— start of PROVIDED RECORDS —
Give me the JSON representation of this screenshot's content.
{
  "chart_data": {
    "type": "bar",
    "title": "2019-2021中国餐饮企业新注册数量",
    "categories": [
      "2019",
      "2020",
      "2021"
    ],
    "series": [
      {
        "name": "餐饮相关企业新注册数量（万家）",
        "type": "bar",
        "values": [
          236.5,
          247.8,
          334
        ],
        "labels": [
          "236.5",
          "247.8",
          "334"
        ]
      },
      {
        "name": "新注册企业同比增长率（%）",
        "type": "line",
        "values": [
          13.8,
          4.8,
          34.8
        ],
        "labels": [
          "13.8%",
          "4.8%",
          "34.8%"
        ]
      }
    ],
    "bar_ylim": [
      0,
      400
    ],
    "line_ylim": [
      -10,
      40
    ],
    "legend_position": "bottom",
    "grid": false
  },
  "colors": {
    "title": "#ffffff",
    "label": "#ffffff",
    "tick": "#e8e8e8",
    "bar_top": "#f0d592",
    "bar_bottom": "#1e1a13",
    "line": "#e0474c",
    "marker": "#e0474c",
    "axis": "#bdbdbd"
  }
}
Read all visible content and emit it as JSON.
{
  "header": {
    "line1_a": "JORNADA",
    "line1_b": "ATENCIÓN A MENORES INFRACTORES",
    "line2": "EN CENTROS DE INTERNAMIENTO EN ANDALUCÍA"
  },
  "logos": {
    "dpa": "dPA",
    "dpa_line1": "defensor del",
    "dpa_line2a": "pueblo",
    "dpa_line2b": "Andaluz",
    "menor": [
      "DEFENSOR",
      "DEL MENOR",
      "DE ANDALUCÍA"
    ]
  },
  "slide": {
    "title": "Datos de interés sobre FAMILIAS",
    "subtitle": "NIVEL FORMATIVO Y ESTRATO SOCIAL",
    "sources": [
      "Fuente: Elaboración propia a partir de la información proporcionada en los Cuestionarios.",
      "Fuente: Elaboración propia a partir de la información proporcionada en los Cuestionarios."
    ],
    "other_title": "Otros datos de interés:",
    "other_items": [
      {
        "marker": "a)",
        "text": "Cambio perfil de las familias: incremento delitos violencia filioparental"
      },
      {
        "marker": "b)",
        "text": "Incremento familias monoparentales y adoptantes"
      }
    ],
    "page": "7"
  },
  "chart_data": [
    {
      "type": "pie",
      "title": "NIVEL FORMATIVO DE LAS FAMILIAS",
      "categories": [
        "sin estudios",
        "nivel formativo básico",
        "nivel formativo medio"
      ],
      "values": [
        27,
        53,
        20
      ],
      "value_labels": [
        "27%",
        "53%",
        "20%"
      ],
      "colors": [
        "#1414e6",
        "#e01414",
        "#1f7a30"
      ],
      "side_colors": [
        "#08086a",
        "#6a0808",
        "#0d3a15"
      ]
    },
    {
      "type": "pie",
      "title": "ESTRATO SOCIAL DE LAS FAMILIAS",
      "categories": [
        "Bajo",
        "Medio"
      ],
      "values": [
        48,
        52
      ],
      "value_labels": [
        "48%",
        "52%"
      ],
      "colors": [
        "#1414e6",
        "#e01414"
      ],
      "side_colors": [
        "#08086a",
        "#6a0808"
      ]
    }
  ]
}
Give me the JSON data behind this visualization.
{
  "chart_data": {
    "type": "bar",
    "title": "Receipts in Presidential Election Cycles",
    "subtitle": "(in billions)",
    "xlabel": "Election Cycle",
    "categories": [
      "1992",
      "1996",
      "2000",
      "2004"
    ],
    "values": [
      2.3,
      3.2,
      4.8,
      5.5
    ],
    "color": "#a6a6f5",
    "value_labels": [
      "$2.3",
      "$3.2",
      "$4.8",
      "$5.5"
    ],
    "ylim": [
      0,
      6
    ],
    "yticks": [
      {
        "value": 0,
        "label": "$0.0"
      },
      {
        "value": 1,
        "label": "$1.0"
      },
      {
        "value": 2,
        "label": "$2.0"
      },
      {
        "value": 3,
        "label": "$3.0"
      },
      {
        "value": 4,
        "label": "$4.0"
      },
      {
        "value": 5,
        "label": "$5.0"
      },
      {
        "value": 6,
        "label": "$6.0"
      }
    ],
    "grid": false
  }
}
— end of PROVIDED RECORDS —
▸ **TASK**
Each line of the listing should be copied exactly.

▸ **ANSWER TO THIS PROBLEM**
Give me the JSON representation of this screenshot's content.
{
  "chart_data": {
    "type": "bar",
    "title": "2019-2021中国餐饮企业新注册数量",
    "categories": [
      "2019",
      "2020",
      "2021"
    ],
    "series": [
      {
        "name": "餐饮相关企业新注册数量（万家）",
        "type": "bar",
        "values": [
          236.5,
          247.8,
          334
        ],
        "labels": [
          "236.5",
          "247.8",
          "334"
        ]
      },
      {
        "name": "新注册企业同比增长率（%）",
        "type": "line",
        "values": [
          13.8,
          4.8,
          34.8
        ],
        "labels": [
          "13.8%",
          "4.8%",
          "34.8%"
        ]
      }
    ],
    "bar_ylim": [
      0,
      400
    ],
    "line_ylim": [
      -10,
      40
    ],
    "legend_position": "bottom",
    "grid": false
  },
  "colors": {
    "title": "#ffffff",
    "label": "#ffffff",
    "tick": "#e8e8e8",
    "bar_top": "#f0d592",
    "bar_bottom": "#1e1a13",
    "line": "#e0474c",
    "marker": "#e0474c",
    "axis": "#bdbdbd"
  }
}
Read all visible content and emit it as JSON.
{
  "header": {
    "line1_a": "JORNADA",
    "line1_b": "ATENCIÓN A MENORES INFRACTORES",
    "line2": "EN CENTROS DE INTERNAMIENTO EN ANDALUCÍA"
  },
  "logos": {
    "dpa": "dPA",
    "dpa_line1": "defensor del",
    "dpa_line2a": "pueblo",
    "dpa_line2b": "Andaluz",
    "menor": [
      "DEFENSOR",
      "DEL MENOR",
      "DE ANDALUCÍA"
    ]
  },
  "slide": {
    "title": "Datos de interés sobre FAMILIAS",
    "subtitle": "NIVEL FORMATIVO Y ESTRATO SOCIAL",
    "sources": [
      "Fuente: Elaboración propia a partir de la información proporcionada en los Cuestionarios.",
      "Fuente: Elaboración propia a partir de la información proporcionada en los Cuestionarios."
    ],
    "other_title": "Otros datos de interés:",
    "other_items": [
      {
        "marker": "a)",
        "text": "Cambio perfil de las familias: incremento delitos violencia filioparental"
      },
      {
        "marker": "b)",
        "text": "Incremento familias monoparentales y adoptantes"
      }
    ],
    "page": "7"
  },
  "chart_data": [
    {
      "type": "pie",
      "title": "NIVEL FORMATIVO DE LAS FAMILIAS",
      "categories": [
        "sin estudios",
        "nivel formativo básico",
        "nivel formativo medio"
      ],
      "values": [
        27,
        53,
        20
      ],
      "value_labels": [
        "27%",
        "53%",
        "20%"
      ],
      "colors": [
        "#1414e6",
        "#e01414",
        "#1f7a30"
      ],
      "side_colors": [
        "#08086a",
        "#6a0808",
        "#0d3a15"
      ]
    },
    {
      "type": "pie",
      "title": "ESTRATO SOCIAL DE LAS FAMILIAS",
      "categories": [
        "Bajo",
        "Medio"
      ],
      "values": [
        48,
        52
      ],
      "value_labels": [
        "48%",
        "52%"
      ],
      "colors": [
        "#1414e6",
        "#e01414"
      ],
      "side_colors": [
        "#08086a",
        "#6a0808"
      ]
    }
  ]
}
Give me the JSON data behind this visualization.
{
  "chart_data": {
    "type": "bar",
    "title": "Receipts in Presidential Election Cycles",
    "subtitle": "(in billions)",
    "xlabel": "Election Cycle",
    "categories": [
      "1992",
      "1996",
      "2000",
      "2004"
    ],
    "values": [
      2.3,
      3.2,
      4.8,
      5.5
    ],
    "color": "#a6a6f5",
    "value_labels": [
      "$2.3",
      "$3.2",
      "$4.8",
      "$5.5"
    ],
    "ylim": [
      0,
      6
    ],
    "yticks": [
      {
        "value": 0,
        "label": "$0.0"
      },
      {
        "value": 1,
        "label": "$1.0"
      },
      {
        "value": 2,
        "label": "$2.0"
      },
      {
        "value": 3,
        "label": "$3.0"
      },
      {
        "value": 4,
        "label": "$4.0"
      },
      {
        "value": 5,
        "label": "$5.0"
      },
      {
        "value": 6,
        "label": "$6.0"
      }
    ],
    "grid": false
  }
}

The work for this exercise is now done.